Instructions to follow – Please update these rows by changing "connecting-rod" to "con-rod" and keeping everything else the same.

Items –
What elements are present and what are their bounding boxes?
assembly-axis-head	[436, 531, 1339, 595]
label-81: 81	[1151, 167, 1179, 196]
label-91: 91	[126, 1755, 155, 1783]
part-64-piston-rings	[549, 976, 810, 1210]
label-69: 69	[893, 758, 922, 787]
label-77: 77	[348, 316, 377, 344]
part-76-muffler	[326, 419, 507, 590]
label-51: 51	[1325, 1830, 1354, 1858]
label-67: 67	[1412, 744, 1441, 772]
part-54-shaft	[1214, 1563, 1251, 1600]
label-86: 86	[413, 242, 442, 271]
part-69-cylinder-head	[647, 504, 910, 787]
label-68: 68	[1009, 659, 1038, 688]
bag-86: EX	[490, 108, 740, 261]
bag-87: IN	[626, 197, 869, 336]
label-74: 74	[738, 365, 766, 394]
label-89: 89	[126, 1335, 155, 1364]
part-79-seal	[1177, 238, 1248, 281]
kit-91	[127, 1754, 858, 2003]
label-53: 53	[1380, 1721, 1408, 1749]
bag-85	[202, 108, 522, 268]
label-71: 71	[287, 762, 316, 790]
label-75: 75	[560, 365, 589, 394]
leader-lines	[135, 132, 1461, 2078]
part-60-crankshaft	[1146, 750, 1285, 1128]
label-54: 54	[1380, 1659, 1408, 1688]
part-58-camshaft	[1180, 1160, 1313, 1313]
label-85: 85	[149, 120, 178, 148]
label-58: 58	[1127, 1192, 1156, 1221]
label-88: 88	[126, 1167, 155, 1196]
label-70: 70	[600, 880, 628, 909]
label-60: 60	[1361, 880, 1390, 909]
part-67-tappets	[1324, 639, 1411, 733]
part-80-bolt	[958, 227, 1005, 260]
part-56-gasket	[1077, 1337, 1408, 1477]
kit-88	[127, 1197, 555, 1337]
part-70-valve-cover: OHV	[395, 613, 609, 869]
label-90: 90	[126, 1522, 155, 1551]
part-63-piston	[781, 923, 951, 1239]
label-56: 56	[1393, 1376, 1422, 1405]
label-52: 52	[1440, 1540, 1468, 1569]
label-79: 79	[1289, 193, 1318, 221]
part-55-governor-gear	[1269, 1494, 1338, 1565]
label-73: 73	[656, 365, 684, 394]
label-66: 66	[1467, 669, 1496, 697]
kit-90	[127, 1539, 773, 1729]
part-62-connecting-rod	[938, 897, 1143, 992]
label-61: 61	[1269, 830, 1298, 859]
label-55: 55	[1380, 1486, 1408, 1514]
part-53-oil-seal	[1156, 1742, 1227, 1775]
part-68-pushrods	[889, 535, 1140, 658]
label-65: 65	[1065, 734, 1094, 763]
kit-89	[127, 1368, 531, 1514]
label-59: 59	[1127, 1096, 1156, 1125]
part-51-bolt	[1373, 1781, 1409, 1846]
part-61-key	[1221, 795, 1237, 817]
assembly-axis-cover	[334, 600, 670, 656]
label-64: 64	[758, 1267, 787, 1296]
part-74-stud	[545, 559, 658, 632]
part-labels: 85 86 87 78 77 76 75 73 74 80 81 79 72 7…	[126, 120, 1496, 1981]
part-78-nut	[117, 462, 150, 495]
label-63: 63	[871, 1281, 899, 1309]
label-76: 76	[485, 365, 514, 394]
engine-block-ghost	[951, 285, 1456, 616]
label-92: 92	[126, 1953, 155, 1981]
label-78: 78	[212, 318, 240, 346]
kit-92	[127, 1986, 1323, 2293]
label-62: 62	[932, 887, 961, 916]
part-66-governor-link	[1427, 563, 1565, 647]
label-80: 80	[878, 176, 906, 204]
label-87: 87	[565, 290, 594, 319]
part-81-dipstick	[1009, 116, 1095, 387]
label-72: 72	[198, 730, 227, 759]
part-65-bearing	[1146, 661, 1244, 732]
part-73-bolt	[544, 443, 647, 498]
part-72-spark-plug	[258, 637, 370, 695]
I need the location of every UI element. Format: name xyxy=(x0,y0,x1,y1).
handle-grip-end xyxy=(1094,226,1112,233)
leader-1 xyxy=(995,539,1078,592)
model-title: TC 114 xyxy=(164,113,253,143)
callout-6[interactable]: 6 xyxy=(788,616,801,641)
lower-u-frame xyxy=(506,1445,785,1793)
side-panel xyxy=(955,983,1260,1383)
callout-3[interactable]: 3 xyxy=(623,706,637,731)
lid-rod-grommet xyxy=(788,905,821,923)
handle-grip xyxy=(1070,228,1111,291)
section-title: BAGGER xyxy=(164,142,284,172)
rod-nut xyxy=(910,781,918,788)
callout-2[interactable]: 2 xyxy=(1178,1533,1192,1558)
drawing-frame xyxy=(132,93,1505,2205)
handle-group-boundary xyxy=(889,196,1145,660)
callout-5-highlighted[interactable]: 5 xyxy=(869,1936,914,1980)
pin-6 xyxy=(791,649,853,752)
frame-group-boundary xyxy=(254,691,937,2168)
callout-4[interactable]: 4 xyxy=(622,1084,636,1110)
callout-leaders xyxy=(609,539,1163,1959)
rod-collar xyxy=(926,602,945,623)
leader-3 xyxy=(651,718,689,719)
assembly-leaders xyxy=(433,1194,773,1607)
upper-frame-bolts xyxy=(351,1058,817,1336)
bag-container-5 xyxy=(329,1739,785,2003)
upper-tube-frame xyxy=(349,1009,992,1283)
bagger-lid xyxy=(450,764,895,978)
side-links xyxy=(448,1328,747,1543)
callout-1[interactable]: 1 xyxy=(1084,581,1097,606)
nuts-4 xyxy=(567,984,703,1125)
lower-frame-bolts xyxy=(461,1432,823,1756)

Solution for this task –
What elements are present and what are their bounding boxes?
assembly-axis-head	[436, 531, 1339, 595]
label-81: 81	[1151, 167, 1179, 196]
label-91: 91	[126, 1755, 155, 1783]
part-64-piston-rings	[549, 976, 810, 1210]
label-69: 69	[893, 758, 922, 787]
label-77: 77	[348, 316, 377, 344]
part-76-muffler	[326, 419, 507, 590]
label-51: 51	[1325, 1830, 1354, 1858]
label-67: 67	[1412, 744, 1441, 772]
part-54-shaft	[1214, 1563, 1251, 1600]
label-86: 86	[413, 242, 442, 271]
part-69-cylinder-head	[647, 504, 910, 787]
label-68: 68	[1009, 659, 1038, 688]
bag-86: EX	[490, 108, 740, 261]
bag-87: IN	[626, 197, 869, 336]
label-74: 74	[738, 365, 766, 394]
label-89: 89	[126, 1335, 155, 1364]
part-79-seal	[1177, 238, 1248, 281]
kit-91	[127, 1754, 858, 2003]
label-53: 53	[1380, 1721, 1408, 1749]
bag-85	[202, 108, 522, 268]
label-71: 71	[287, 762, 316, 790]
label-75: 75	[560, 365, 589, 394]
leader-lines	[135, 132, 1461, 2078]
part-60-crankshaft	[1146, 750, 1285, 1128]
label-54: 54	[1380, 1659, 1408, 1688]
part-58-camshaft	[1180, 1160, 1313, 1313]
label-85: 85	[149, 120, 178, 148]
label-58: 58	[1127, 1192, 1156, 1221]
label-88: 88	[126, 1167, 155, 1196]
label-70: 70	[600, 880, 628, 909]
label-60: 60	[1361, 880, 1390, 909]
part-67-tappets	[1324, 639, 1411, 733]
part-80-bolt	[958, 227, 1005, 260]
part-56-gasket	[1077, 1337, 1408, 1477]
kit-88	[127, 1197, 555, 1337]
part-70-valve-cover: OHV	[395, 613, 609, 869]
label-90: 90	[126, 1522, 155, 1551]
part-63-piston	[781, 923, 951, 1239]
label-56: 56	[1393, 1376, 1422, 1405]
label-52: 52	[1440, 1540, 1468, 1569]
label-79: 79	[1289, 193, 1318, 221]
part-55-governor-gear	[1269, 1494, 1338, 1565]
label-73: 73	[656, 365, 684, 394]
label-66: 66	[1467, 669, 1496, 697]
kit-90	[127, 1539, 773, 1729]
part-62-con-rod	[938, 897, 1143, 992]
label-61: 61	[1269, 830, 1298, 859]
label-55: 55	[1380, 1486, 1408, 1514]
part-53-oil-seal	[1156, 1742, 1227, 1775]
part-68-pushrods	[889, 535, 1140, 658]
label-65: 65	[1065, 734, 1094, 763]
kit-89	[127, 1368, 531, 1514]
label-59: 59	[1127, 1096, 1156, 1125]
part-51-bolt	[1373, 1781, 1409, 1846]
part-61-key	[1221, 795, 1237, 817]
assembly-axis-cover	[334, 600, 670, 656]
label-64: 64	[758, 1267, 787, 1296]
part-74-stud	[545, 559, 658, 632]
part-labels: 85 86 87 78 77 76 75 73 74 80 81 79 72 7…	[126, 120, 1496, 1981]
part-78-nut	[117, 462, 150, 495]
label-63: 63	[871, 1281, 899, 1309]
label-76: 76	[485, 365, 514, 394]
engine-block-ghost	[951, 285, 1456, 616]
label-92: 92	[126, 1953, 155, 1981]
label-78: 78	[212, 318, 240, 346]
kit-92	[127, 1986, 1323, 2293]
label-62: 62	[932, 887, 961, 916]
part-66-governor-link	[1427, 563, 1565, 647]
label-80: 80	[878, 176, 906, 204]
label-87: 87	[565, 290, 594, 319]
part-81-dipstick	[1009, 116, 1095, 387]
label-72: 72	[198, 730, 227, 759]
part-65-bearing	[1146, 661, 1244, 732]
part-73-bolt	[544, 443, 647, 498]
part-72-spark-plug	[258, 637, 370, 695]
I need the location of every UI element. Format: name xyxy=(x0,y0,x1,y1).
handle-grip-end xyxy=(1094,226,1112,233)
leader-1 xyxy=(995,539,1078,592)
model-title: TC 114 xyxy=(164,113,253,143)
callout-6[interactable]: 6 xyxy=(788,616,801,641)
lower-u-frame xyxy=(506,1445,785,1793)
side-panel xyxy=(955,983,1260,1383)
callout-3[interactable]: 3 xyxy=(623,706,637,731)
lid-rod-grommet xyxy=(788,905,821,923)
handle-grip xyxy=(1070,228,1111,291)
section-title: BAGGER xyxy=(164,142,284,172)
rod-nut xyxy=(910,781,918,788)
callout-2[interactable]: 2 xyxy=(1178,1533,1192,1558)
drawing-frame xyxy=(132,93,1505,2205)
handle-group-boundary xyxy=(889,196,1145,660)
callout-5-highlighted[interactable]: 5 xyxy=(869,1936,914,1980)
pin-6 xyxy=(791,649,853,752)
frame-group-boundary xyxy=(254,691,937,2168)
callout-4[interactable]: 4 xyxy=(622,1084,636,1110)
callout-leaders xyxy=(609,539,1163,1959)
rod-collar xyxy=(926,602,945,623)
leader-3 xyxy=(651,718,689,719)
assembly-leaders xyxy=(433,1194,773,1607)
upper-frame-bolts xyxy=(351,1058,817,1336)
bag-container-5 xyxy=(329,1739,785,2003)
upper-tube-frame xyxy=(349,1009,992,1283)
bagger-lid xyxy=(450,764,895,978)
side-links xyxy=(448,1328,747,1543)
callout-1[interactable]: 1 xyxy=(1084,581,1097,606)
nuts-4 xyxy=(567,984,703,1125)
lower-frame-bolts xyxy=(461,1432,823,1756)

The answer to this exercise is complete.